(Dataset items)
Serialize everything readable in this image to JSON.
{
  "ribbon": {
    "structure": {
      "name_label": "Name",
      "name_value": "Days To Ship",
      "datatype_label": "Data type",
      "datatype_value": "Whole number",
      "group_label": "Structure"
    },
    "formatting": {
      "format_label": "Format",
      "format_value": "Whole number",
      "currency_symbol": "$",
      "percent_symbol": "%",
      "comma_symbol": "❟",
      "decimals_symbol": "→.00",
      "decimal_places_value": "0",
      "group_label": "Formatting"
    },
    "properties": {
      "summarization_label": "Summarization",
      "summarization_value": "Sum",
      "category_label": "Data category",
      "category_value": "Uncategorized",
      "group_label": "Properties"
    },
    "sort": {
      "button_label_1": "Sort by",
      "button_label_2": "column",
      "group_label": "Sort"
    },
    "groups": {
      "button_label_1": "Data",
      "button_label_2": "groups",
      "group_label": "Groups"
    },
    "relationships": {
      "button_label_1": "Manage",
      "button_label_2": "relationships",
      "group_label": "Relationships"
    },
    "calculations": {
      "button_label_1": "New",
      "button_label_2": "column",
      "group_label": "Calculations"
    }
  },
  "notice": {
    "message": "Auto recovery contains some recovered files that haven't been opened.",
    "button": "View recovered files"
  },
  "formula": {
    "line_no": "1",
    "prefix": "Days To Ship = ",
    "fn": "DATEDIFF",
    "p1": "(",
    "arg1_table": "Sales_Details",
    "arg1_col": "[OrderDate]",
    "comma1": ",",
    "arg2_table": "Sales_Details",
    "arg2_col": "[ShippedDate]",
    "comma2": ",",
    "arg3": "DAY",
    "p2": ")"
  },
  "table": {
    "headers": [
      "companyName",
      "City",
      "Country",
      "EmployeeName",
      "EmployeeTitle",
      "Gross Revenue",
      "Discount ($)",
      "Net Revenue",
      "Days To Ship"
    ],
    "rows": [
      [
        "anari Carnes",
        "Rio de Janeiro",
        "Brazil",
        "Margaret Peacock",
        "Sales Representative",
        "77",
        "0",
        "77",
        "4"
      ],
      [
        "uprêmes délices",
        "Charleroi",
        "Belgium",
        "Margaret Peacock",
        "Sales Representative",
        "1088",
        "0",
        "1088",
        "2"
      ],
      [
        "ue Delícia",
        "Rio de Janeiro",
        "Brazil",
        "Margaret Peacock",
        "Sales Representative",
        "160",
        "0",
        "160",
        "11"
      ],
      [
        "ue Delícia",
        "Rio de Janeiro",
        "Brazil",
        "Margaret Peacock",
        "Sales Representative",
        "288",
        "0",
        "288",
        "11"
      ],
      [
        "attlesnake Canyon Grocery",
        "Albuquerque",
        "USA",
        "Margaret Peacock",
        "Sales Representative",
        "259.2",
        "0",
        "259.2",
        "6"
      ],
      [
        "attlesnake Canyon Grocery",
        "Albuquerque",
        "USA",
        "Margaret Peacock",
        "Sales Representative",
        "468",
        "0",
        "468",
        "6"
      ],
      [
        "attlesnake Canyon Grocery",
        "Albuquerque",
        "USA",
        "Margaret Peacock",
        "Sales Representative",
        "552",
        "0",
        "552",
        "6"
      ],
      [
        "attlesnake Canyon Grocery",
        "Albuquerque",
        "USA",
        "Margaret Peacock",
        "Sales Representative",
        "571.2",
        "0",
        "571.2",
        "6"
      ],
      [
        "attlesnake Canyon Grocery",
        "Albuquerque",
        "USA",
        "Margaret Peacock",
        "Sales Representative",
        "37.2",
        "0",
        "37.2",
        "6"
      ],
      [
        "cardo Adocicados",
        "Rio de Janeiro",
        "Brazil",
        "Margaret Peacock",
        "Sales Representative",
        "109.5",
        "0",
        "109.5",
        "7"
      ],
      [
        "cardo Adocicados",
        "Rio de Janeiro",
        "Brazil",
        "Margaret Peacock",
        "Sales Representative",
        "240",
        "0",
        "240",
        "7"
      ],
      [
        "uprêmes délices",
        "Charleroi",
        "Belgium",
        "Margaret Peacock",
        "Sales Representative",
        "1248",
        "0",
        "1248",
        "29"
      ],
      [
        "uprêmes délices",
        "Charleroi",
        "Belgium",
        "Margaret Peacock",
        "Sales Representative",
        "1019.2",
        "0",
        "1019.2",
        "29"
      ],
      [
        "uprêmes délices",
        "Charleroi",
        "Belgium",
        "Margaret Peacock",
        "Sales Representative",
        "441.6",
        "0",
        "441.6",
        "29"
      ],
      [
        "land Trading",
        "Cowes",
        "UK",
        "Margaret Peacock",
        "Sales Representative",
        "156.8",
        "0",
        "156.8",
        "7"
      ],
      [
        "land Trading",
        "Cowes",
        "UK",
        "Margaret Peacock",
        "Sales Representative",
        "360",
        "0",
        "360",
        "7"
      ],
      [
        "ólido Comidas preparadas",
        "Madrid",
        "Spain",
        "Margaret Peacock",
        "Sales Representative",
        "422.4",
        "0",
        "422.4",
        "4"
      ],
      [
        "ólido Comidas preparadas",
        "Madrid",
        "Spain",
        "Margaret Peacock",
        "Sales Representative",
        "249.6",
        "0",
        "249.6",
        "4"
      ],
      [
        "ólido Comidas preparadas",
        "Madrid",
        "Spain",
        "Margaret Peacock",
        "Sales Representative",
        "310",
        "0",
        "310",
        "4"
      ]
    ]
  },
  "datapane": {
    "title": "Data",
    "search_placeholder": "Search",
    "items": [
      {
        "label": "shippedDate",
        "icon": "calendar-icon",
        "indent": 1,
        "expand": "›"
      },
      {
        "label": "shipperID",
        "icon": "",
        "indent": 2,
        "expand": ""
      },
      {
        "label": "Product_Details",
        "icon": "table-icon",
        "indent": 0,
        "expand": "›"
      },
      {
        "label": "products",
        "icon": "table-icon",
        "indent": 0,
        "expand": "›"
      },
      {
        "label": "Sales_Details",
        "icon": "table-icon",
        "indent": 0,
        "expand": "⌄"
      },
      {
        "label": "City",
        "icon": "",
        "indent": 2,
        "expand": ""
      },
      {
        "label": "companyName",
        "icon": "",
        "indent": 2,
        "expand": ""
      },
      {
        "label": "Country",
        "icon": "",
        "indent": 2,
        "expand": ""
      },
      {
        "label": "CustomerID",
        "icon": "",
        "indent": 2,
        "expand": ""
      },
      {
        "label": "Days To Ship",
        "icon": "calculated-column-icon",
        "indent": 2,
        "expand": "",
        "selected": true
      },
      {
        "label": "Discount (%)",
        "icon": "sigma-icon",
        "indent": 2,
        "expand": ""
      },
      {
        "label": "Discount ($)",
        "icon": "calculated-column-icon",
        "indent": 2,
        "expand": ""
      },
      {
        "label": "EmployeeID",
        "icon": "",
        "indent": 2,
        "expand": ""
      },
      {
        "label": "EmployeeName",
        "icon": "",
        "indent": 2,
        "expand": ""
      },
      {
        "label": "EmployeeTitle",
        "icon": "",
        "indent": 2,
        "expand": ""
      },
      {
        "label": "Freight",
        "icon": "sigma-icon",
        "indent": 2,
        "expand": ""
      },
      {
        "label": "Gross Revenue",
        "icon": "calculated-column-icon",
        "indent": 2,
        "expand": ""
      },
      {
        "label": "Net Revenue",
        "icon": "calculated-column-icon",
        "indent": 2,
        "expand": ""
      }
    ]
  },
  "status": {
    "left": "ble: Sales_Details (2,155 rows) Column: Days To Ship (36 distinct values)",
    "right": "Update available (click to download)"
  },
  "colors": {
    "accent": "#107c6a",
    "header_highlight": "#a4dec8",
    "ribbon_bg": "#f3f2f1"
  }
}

*SET TASK*
Restate the records, all of them, precisely as written.

*RESULT FOR THIS EXERCISE*
Serialize everything readable in this image to JSON.
{
  "ribbon": {
    "structure": {
      "name_label": "Name",
      "name_value": "Days To Ship",
      "datatype_label": "Data type",
      "datatype_value": "Whole number",
      "group_label": "Structure"
    },
    "formatting": {
      "format_label": "Format",
      "format_value": "Whole number",
      "currency_symbol": "$",
      "percent_symbol": "%",
      "comma_symbol": "❟",
      "decimals_symbol": "→.00",
      "decimal_places_value": "0",
      "group_label": "Formatting"
    },
    "properties": {
      "summarization_label": "Summarization",
      "summarization_value": "Sum",
      "category_label": "Data category",
      "category_value": "Uncategorized",
      "group_label": "Properties"
    },
    "sort": {
      "button_label_1": "Sort by",
      "button_label_2": "column",
      "group_label": "Sort"
    },
    "groups": {
      "button_label_1": "Data",
      "button_label_2": "groups",
      "group_label": "Groups"
    },
    "relationships": {
      "button_label_1": "Manage",
      "button_label_2": "relationships",
      "group_label": "Relationships"
    },
    "calculations": {
      "button_label_1": "New",
      "button_label_2": "column",
      "group_label": "Calculations"
    }
  },
  "notice": {
    "message": "Auto recovery contains some recovered files that haven't been opened.",
    "button": "View recovered files"
  },
  "formula": {
    "line_no": "1",
    "prefix": "Days To Ship = ",
    "fn": "DATEDIFF",
    "p1": "(",
    "arg1_table": "Sales_Details",
    "arg1_col": "[OrderDate]",
    "comma1": ",",
    "arg2_table": "Sales_Details",
    "arg2_col": "[ShippedDate]",
    "comma2": ",",
    "arg3": "DAY",
    "p2": ")"
  },
  "table": {
    "headers": [
      "companyName",
      "City",
      "Country",
      "EmployeeName",
      "EmployeeTitle",
      "Gross Revenue",
      "Discount ($)",
      "Net Revenue",
      "Days To Ship"
    ],
    "rows": [
      [
        "anari Carnes",
        "Rio de Janeiro",
        "Brazil",
        "Margaret Peacock",
        "Sales Representative",
        "77",
        "0",
        "77",
        "4"
      ],
      [
        "uprêmes délices",
        "Charleroi",
        "Belgium",
        "Margaret Peacock",
        "Sales Representative",
        "1088",
        "0",
        "1088",
        "2"
      ],
      [
        "ue Delícia",
        "Rio de Janeiro",
        "Brazil",
        "Margaret Peacock",
        "Sales Representative",
        "160",
        "0",
        "160",
        "11"
      ],
      [
        "ue Delícia",
        "Rio de Janeiro",
        "Brazil",
        "Margaret Peacock",
        "Sales Representative",
        "288",
        "0",
        "288",
        "11"
      ],
      [
        "attlesnake Canyon Grocery",
        "Albuquerque",
        "USA",
        "Margaret Peacock",
        "Sales Representative",
        "259.2",
        "0",
        "259.2",
        "6"
      ],
      [
        "attlesnake Canyon Grocery",
        "Albuquerque",
        "USA",
        "Margaret Peacock",
        "Sales Representative",
        "468",
        "0",
        "468",
        "6"
      ],
      [
        "attlesnake Canyon Grocery",
        "Albuquerque",
        "USA",
        "Margaret Peacock",
        "Sales Representative",
        "552",
        "0",
        "552",
        "6"
      ],
      [
        "attlesnake Canyon Grocery",
        "Albuquerque",
        "USA",
        "Margaret Peacock",
        "Sales Representative",
        "571.2",
        "0",
        "571.2",
        "6"
      ],
      [
        "attlesnake Canyon Grocery",
        "Albuquerque",
        "USA",
        "Margaret Peacock",
        "Sales Representative",
        "37.2",
        "0",
        "37.2",
        "6"
      ],
      [
        "cardo Adocicados",
        "Rio de Janeiro",
        "Brazil",
        "Margaret Peacock",
        "Sales Representative",
        "109.5",
        "0",
        "109.5",
        "7"
      ],
      [
        "cardo Adocicados",
        "Rio de Janeiro",
        "Brazil",
        "Margaret Peacock",
        "Sales Representative",
        "240",
        "0",
        "240",
        "7"
      ],
      [
        "uprêmes délices",
        "Charleroi",
        "Belgium",
        "Margaret Peacock",
        "Sales Representative",
        "1248",
        "0",
        "1248",
        "29"
      ],
      [
        "uprêmes délices",
        "Charleroi",
        "Belgium",
        "Margaret Peacock",
        "Sales Representative",
        "1019.2",
        "0",
        "1019.2",
        "29"
      ],
      [
        "uprêmes délices",
        "Charleroi",
        "Belgium",
        "Margaret Peacock",
        "Sales Representative",
        "441.6",
        "0",
        "441.6",
        "29"
      ],
      [
        "land Trading",
        "Cowes",
        "UK",
        "Margaret Peacock",
        "Sales Representative",
        "156.8",
        "0",
        "156.8",
        "7"
      ],
      [
        "land Trading",
        "Cowes",
        "UK",
        "Margaret Peacock",
        "Sales Representative",
        "360",
        "0",
        "360",
        "7"
      ],
      [
        "ólido Comidas preparadas",
        "Madrid",
        "Spain",
        "Margaret Peacock",
        "Sales Representative",
        "422.4",
        "0",
        "422.4",
        "4"
      ],
      [
        "ólido Comidas preparadas",
        "Madrid",
        "Spain",
        "Margaret Peacock",
        "Sales Representative",
        "249.6",
        "0",
        "249.6",
        "4"
      ],
      [
        "ólido Comidas preparadas",
        "Madrid",
        "Spain",
        "Margaret Peacock",
        "Sales Representative",
        "310",
        "0",
        "310",
        "4"
      ]
    ]
  },
  "datapane": {
    "title": "Data",
    "search_placeholder": "Search",
    "items": [
      {
        "label": "shippedDate",
        "icon": "calendar-icon",
        "indent": 1,
        "expand": "›"
      },
      {
        "label": "shipperID",
        "icon": "",
        "indent": 2,
        "expand": ""
      },
      {
        "label": "Product_Details",
        "icon": "table-icon",
        "indent": 0,
        "expand": "›"
      },
      {
        "label": "products",
        "icon": "table-icon",
        "indent": 0,
        "expand": "›"
      },
      {
        "label": "Sales_Details",
        "icon": "table-icon",
        "indent": 0,
        "expand": "⌄"
      },
      {
        "label": "City",
        "icon": "",
        "indent": 2,
        "expand": ""
      },
      {
        "label": "companyName",
        "icon": "",
        "indent": 2,
        "expand": ""
      },
      {
        "label": "Country",
        "icon": "",
        "indent": 2,
        "expand": ""
      },
      {
        "label": "CustomerID",
        "icon": "",
        "indent": 2,
        "expand": ""
      },
      {
        "label": "Days To Ship",
        "icon": "calculated-column-icon",
        "indent": 2,
        "expand": "",
        "selected": true
      },
      {
        "label": "Discount (%)",
        "icon": "sigma-icon",
        "indent": 2,
        "expand": ""
      },
      {
        "label": "Discount ($)",
        "icon": "calculated-column-icon",
        "indent": 2,
        "expand": ""
      },
      {
        "label": "EmployeeID",
        "icon": "",
        "indent": 2,
        "expand": ""
      },
      {
        "label": "EmployeeName",
        "icon": "",
        "indent": 2,
        "expand": ""
      },
      {
        "label": "EmployeeTitle",
        "icon": "",
        "indent": 2,
        "expand": ""
      },
      {
        "label": "Freight",
        "icon": "sigma-icon",
        "indent": 2,
        "expand": ""
      },
      {
        "label": "Gross Revenue",
        "icon": "calculated-column-icon",
        "indent": 2,
        "expand": ""
      },
      {
        "label": "Net Revenue",
        "icon": "calculated-column-icon",
        "indent": 2,
        "expand": ""
      }
    ]
  },
  "status": {
    "left": "ble: Sales_Details (2,155 rows) Column: Days To Ship (36 distinct values)",
    "right": "Update available (click to download)"
  },
  "colors": {
    "accent": "#107c6a",
    "header_highlight": "#a4dec8",
    "ribbon_bg": "#f3f2f1"
  }
}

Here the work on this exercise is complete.